- [Entries provided]
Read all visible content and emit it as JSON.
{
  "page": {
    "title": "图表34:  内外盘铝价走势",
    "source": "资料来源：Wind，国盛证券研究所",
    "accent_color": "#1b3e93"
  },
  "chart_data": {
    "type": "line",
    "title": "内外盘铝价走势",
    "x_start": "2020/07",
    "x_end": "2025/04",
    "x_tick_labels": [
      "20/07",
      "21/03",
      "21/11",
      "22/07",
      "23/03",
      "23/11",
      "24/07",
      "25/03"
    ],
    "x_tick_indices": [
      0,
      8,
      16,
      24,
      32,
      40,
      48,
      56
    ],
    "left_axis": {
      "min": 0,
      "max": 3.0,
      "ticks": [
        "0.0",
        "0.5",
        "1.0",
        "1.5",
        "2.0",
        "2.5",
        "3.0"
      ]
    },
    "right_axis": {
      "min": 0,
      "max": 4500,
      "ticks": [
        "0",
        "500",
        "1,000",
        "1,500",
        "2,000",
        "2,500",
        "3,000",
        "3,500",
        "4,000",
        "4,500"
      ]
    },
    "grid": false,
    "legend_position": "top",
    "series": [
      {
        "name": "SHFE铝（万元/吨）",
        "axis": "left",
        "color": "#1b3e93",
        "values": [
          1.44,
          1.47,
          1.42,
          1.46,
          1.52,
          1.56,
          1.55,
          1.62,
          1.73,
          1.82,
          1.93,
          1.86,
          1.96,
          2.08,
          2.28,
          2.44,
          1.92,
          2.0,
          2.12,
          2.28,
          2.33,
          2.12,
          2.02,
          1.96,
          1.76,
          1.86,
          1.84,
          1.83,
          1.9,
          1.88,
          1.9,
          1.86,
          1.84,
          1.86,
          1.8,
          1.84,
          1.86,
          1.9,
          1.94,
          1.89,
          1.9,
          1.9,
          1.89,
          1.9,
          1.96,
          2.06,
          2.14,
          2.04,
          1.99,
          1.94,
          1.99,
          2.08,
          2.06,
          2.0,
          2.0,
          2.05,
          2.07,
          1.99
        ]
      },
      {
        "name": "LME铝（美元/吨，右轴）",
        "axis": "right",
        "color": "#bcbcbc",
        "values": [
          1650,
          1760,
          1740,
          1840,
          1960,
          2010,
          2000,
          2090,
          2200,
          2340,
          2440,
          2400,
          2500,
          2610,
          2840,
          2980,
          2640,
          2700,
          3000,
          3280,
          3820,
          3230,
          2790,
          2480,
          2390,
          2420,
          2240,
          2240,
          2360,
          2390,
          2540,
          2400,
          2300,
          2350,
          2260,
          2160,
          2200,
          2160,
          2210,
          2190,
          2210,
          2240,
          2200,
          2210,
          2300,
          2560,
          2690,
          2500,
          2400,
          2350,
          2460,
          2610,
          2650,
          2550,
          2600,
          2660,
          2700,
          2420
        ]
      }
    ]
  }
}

- [Problem]
Above are the records; retype them all without a single difference.

- [Answer]
Read all visible content and emit it as JSON.
{
  "page": {
    "title": "图表34:  内外盘铝价走势",
    "source": "资料来源：Wind，国盛证券研究所",
    "accent_color": "#1b3e93"
  },
  "chart_data": {
    "type": "line",
    "title": "内外盘铝价走势",
    "x_start": "2020/07",
    "x_end": "2025/04",
    "x_tick_labels": [
      "20/07",
      "21/03",
      "21/11",
      "22/07",
      "23/03",
      "23/11",
      "24/07",
      "25/03"
    ],
    "x_tick_indices": [
      0,
      8,
      16,
      24,
      32,
      40,
      48,
      56
    ],
    "left_axis": {
      "min": 0,
      "max": 3.0,
      "ticks": [
        "0.0",
        "0.5",
        "1.0",
        "1.5",
        "2.0",
        "2.5",
        "3.0"
      ]
    },
    "right_axis": {
      "min": 0,
      "max": 4500,
      "ticks": [
        "0",
        "500",
        "1,000",
        "1,500",
        "2,000",
        "2,500",
        "3,000",
        "3,500",
        "4,000",
        "4,500"
      ]
    },
    "grid": false,
    "legend_position": "top",
    "series": [
      {
        "name": "SHFE铝（万元/吨）",
        "axis": "left",
        "color": "#1b3e93",
        "values": [
          1.44,
          1.47,
          1.42,
          1.46,
          1.52,
          1.56,
          1.55,
          1.62,
          1.73,
          1.82,
          1.93,
          1.86,
          1.96,
          2.08,
          2.28,
          2.44,
          1.92,
          2.0,
          2.12,
          2.28,
          2.33,
          2.12,
          2.02,
          1.96,
          1.76,
          1.86,
          1.84,
          1.83,
          1.9,
          1.88,
          1.9,
          1.86,
          1.84,
          1.86,
          1.8,
          1.84,
          1.86,
          1.9,
          1.94,
          1.89,
          1.9,
          1.9,
          1.89,
          1.9,
          1.96,
          2.06,
          2.14,
          2.04,
          1.99,
          1.94,
          1.99,
          2.08,
          2.06,
          2.0,
          2.0,
          2.05,
          2.07,
          1.99
        ]
      },
      {
        "name": "LME铝（美元/吨，右轴）",
        "axis": "right",
        "color": "#bcbcbc",
        "values": [
          1650,
          1760,
          1740,
          1840,
          1960,
          2010,
          2000,
          2090,
          2200,
          2340,
          2440,
          2400,
          2500,
          2610,
          2840,
          2980,
          2640,
          2700,
          3000,
          3280,
          3820,
          3230,
          2790,
          2480,
          2390,
          2420,
          2240,
          2240,
          2360,
          2390,
          2540,
          2400,
          2300,
          2350,
          2260,
          2160,
          2200,
          2160,
          2210,
          2190,
          2210,
          2240,
          2200,
          2210,
          2300,
          2560,
          2690,
          2500,
          2400,
          2350,
          2460,
          2610,
          2650,
          2550,
          2600,
          2660,
          2700,
          2420
        ]
      }
    ]
  }
}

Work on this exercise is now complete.